───── Provided records
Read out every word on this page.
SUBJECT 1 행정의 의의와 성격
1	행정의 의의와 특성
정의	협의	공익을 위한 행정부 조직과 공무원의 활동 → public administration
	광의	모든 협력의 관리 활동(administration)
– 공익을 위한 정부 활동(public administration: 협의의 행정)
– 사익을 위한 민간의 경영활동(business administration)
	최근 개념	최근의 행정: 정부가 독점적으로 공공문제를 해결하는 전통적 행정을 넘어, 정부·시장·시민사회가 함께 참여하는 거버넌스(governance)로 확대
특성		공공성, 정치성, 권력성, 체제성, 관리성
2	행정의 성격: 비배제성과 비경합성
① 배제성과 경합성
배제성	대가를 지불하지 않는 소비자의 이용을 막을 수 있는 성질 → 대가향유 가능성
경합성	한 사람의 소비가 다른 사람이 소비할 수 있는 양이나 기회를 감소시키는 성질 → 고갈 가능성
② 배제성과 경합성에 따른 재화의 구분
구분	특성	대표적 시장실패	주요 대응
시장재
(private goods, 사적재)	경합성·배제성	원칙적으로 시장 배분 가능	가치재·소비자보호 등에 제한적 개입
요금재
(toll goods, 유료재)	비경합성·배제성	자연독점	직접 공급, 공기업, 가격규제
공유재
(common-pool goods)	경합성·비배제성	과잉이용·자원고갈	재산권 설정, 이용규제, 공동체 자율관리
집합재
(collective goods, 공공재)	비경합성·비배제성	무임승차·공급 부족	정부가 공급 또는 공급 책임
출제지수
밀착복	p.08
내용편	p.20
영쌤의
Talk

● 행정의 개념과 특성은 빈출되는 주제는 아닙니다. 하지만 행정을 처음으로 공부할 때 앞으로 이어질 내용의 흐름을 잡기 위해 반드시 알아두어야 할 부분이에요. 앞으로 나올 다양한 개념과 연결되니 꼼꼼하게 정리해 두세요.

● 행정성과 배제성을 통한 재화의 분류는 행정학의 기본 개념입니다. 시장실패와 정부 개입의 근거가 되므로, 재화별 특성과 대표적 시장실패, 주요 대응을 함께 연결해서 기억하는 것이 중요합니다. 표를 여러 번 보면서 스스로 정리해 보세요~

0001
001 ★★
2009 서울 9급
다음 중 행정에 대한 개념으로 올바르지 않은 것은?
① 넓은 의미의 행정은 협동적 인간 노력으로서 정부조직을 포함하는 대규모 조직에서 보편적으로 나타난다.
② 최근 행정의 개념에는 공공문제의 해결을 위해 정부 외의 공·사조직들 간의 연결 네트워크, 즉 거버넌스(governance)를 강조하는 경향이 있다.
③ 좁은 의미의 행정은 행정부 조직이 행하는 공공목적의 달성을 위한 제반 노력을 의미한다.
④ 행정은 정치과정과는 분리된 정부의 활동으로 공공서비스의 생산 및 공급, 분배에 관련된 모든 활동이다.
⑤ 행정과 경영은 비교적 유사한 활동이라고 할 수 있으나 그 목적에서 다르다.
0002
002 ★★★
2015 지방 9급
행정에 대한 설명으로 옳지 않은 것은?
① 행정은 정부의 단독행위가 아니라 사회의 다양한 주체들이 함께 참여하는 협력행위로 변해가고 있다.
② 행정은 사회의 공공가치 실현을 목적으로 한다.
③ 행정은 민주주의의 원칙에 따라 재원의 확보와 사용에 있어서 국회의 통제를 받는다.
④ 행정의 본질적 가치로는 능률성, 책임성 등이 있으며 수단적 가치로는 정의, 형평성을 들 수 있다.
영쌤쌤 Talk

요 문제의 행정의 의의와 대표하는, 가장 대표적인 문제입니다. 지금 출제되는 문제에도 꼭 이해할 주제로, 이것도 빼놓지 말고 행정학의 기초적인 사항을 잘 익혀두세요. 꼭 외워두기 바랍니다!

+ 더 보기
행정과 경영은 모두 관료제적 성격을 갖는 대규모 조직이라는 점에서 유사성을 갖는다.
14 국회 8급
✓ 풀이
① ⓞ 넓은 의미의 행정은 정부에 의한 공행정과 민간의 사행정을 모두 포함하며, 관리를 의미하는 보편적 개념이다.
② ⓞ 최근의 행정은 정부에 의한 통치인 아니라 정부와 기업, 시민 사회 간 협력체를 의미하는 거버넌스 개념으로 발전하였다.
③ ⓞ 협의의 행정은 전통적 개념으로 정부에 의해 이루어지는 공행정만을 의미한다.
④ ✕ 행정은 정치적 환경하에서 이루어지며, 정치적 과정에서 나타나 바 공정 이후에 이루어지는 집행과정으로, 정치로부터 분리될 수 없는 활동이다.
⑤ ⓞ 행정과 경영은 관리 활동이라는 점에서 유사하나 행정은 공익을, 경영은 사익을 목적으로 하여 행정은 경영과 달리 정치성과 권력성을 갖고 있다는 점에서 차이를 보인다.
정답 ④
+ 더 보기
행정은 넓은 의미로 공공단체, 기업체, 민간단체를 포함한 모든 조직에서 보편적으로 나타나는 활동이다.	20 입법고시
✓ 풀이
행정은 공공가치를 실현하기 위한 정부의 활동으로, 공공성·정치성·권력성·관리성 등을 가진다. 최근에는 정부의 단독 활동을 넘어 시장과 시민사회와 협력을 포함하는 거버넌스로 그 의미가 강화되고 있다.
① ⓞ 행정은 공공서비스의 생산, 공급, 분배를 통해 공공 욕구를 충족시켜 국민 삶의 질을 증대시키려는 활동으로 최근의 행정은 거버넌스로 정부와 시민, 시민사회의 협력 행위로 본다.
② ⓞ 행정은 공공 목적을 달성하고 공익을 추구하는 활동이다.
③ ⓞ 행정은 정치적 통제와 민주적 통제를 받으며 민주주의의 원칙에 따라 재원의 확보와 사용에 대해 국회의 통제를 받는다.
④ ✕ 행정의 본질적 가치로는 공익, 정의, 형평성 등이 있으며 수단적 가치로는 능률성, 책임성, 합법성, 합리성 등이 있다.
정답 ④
──────────
→ Task objective:
Copy out all of the records shown above exactly.

→ Correct response:
Read out every word on this page.
SUBJECT 1 행정의 의의와 성격
1	행정의 의의와 특성
정의	협의	공익을 위한 행정부 조직과 공무원의 활동 → public administration
	광의	모든 협력의 관리 활동(administration)
– 공익을 위한 정부 활동(public administration: 협의의 행정)
– 사익을 위한 민간의 경영활동(business administration)
	최근 개념	최근의 행정: 정부가 독점적으로 공공문제를 해결하는 전통적 행정을 넘어, 정부·시장·시민사회가 함께 참여하는 거버넌스(governance)로 확대
특성		공공성, 정치성, 권력성, 체제성, 관리성
2	행정의 성격: 비배제성과 비경합성
① 배제성과 경합성
배제성	대가를 지불하지 않는 소비자의 이용을 막을 수 있는 성질 → 대가향유 가능성
경합성	한 사람의 소비가 다른 사람이 소비할 수 있는 양이나 기회를 감소시키는 성질 → 고갈 가능성
② 배제성과 경합성에 따른 재화의 구분
구분	특성	대표적 시장실패	주요 대응
시장재
(private goods, 사적재)	경합성·배제성	원칙적으로 시장 배분 가능	가치재·소비자보호 등에 제한적 개입
요금재
(toll goods, 유료재)	비경합성·배제성	자연독점	직접 공급, 공기업, 가격규제
공유재
(common-pool goods)	경합성·비배제성	과잉이용·자원고갈	재산권 설정, 이용규제, 공동체 자율관리
집합재
(collective goods, 공공재)	비경합성·비배제성	무임승차·공급 부족	정부가 공급 또는 공급 책임
출제지수
밀착복	p.08
내용편	p.20
영쌤의
Talk

● 행정의 개념과 특성은 빈출되는 주제는 아닙니다. 하지만 행정을 처음으로 공부할 때 앞으로 이어질 내용의 흐름을 잡기 위해 반드시 알아두어야 할 부분이에요. 앞으로 나올 다양한 개념과 연결되니 꼼꼼하게 정리해 두세요.

● 행정성과 배제성을 통한 재화의 분류는 행정학의 기본 개념입니다. 시장실패와 정부 개입의 근거가 되므로, 재화별 특성과 대표적 시장실패, 주요 대응을 함께 연결해서 기억하는 것이 중요합니다. 표를 여러 번 보면서 스스로 정리해 보세요~

0001
001 ★★
2009 서울 9급
다음 중 행정에 대한 개념으로 올바르지 않은 것은?
① 넓은 의미의 행정은 협동적 인간 노력으로서 정부조직을 포함하는 대규모 조직에서 보편적으로 나타난다.
② 최근 행정의 개념에는 공공문제의 해결을 위해 정부 외의 공·사조직들 간의 연결 네트워크, 즉 거버넌스(governance)를 강조하는 경향이 있다.
③ 좁은 의미의 행정은 행정부 조직이 행하는 공공목적의 달성을 위한 제반 노력을 의미한다.
④ 행정은 정치과정과는 분리된 정부의 활동으로 공공서비스의 생산 및 공급, 분배에 관련된 모든 활동이다.
⑤ 행정과 경영은 비교적 유사한 활동이라고 할 수 있으나 그 목적에서 다르다.
0002
002 ★★★
2015 지방 9급
행정에 대한 설명으로 옳지 않은 것은?
① 행정은 정부의 단독행위가 아니라 사회의 다양한 주체들이 함께 참여하는 협력행위로 변해가고 있다.
② 행정은 사회의 공공가치 실현을 목적으로 한다.
③ 행정은 민주주의의 원칙에 따라 재원의 확보와 사용에 있어서 국회의 통제를 받는다.
④ 행정의 본질적 가치로는 능률성, 책임성 등이 있으며 수단적 가치로는 정의, 형평성을 들 수 있다.
영쌤쌤 Talk

요 문제의 행정의 의의와 대표하는, 가장 대표적인 문제입니다. 지금 출제되는 문제에도 꼭 이해할 주제로, 이것도 빼놓지 말고 행정학의 기초적인 사항을 잘 익혀두세요. 꼭 외워두기 바랍니다!

+ 더 보기
행정과 경영은 모두 관료제적 성격을 갖는 대규모 조직이라는 점에서 유사성을 갖는다.
14 국회 8급
✓ 풀이
① ⓞ 넓은 의미의 행정은 정부에 의한 공행정과 민간의 사행정을 모두 포함하며, 관리를 의미하는 보편적 개념이다.
② ⓞ 최근의 행정은 정부에 의한 통치인 아니라 정부와 기업, 시민 사회 간 협력체를 의미하는 거버넌스 개념으로 발전하였다.
③ ⓞ 협의의 행정은 전통적 개념으로 정부에 의해 이루어지는 공행정만을 의미한다.
④ ✕ 행정은 정치적 환경하에서 이루어지며, 정치적 과정에서 나타나 바 공정 이후에 이루어지는 집행과정으로, 정치로부터 분리될 수 없는 활동이다.
⑤ ⓞ 행정과 경영은 관리 활동이라는 점에서 유사하나 행정은 공익을, 경영은 사익을 목적으로 하여 행정은 경영과 달리 정치성과 권력성을 갖고 있다는 점에서 차이를 보인다.
정답 ④
+ 더 보기
행정은 넓은 의미로 공공단체, 기업체, 민간단체를 포함한 모든 조직에서 보편적으로 나타나는 활동이다.	20 입법고시
✓ 풀이
행정은 공공가치를 실현하기 위한 정부의 활동으로, 공공성·정치성·권력성·관리성 등을 가진다. 최근에는 정부의 단독 활동을 넘어 시장과 시민사회와 협력을 포함하는 거버넌스로 그 의미가 강화되고 있다.
① ⓞ 행정은 공공서비스의 생산, 공급, 분배를 통해 공공 욕구를 충족시켜 국민 삶의 질을 증대시키려는 활동으로 최근의 행정은 거버넌스로 정부와 시민, 시민사회의 협력 행위로 본다.
② ⓞ 행정은 공공 목적을 달성하고 공익을 추구하는 활동이다.
③ ⓞ 행정은 정치적 통제와 민주적 통제를 받으며 민주주의의 원칙에 따라 재원의 확보와 사용에 대해 국회의 통제를 받는다.
④ ✕ 행정의 본질적 가치로는 공익, 정의, 형평성 등이 있으며 수단적 가치로는 능률성, 책임성, 합법성, 합리성 등이 있다.
정답 ④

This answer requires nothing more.